The records below must be written out exactly, with every picture left behind.

**DATA FOR PROCESSING**
◆ ◆ ◆ ◆

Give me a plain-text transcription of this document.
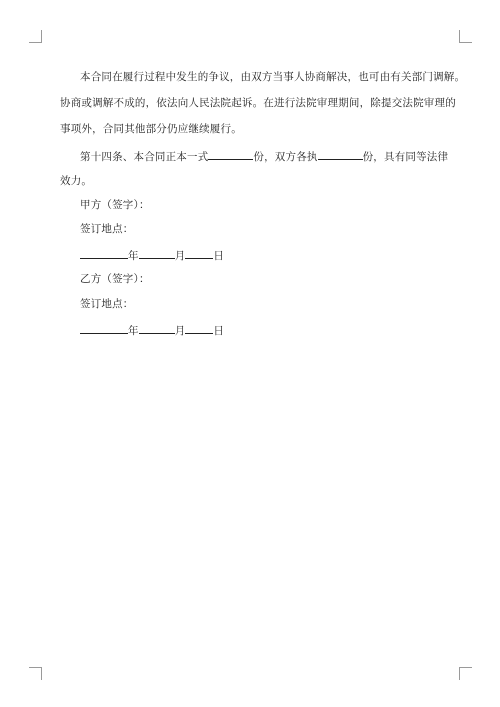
本合同在履行过程中发生的争议，由双方当事人协商解决，也可由有关部门调解。
协商或调解不成的，依法向人民法院起诉。在进行法院审理期间，除提交法院审理的
事项外，合同其他部分仍应继续履行。
第十四条、本合同正本一式	份，双方各执	份，具有同等法律
效力。
甲方（签字）：
签订地点：
年	月	日
乙方（签字）：
签订地点：
年	月	日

◆ ◆ ◆ ◆

**RESPONSE TO THE EXERCISE**
Give me a plain-text transcription of this document.
本合同在履行过程中发生的争议，由双方当事人协商解决，也可由有关部门调解。
协商或调解不成的，依法向人民法院起诉。在进行法院审理期间，除提交法院审理的
事项外，合同其他部分仍应继续履行。
第十四条、本合同正本一式	份，双方各执	份，具有同等法律
效力。
甲方（签字）：
签订地点：
年	月	日
乙方（签字）：
签订地点：
年	月	日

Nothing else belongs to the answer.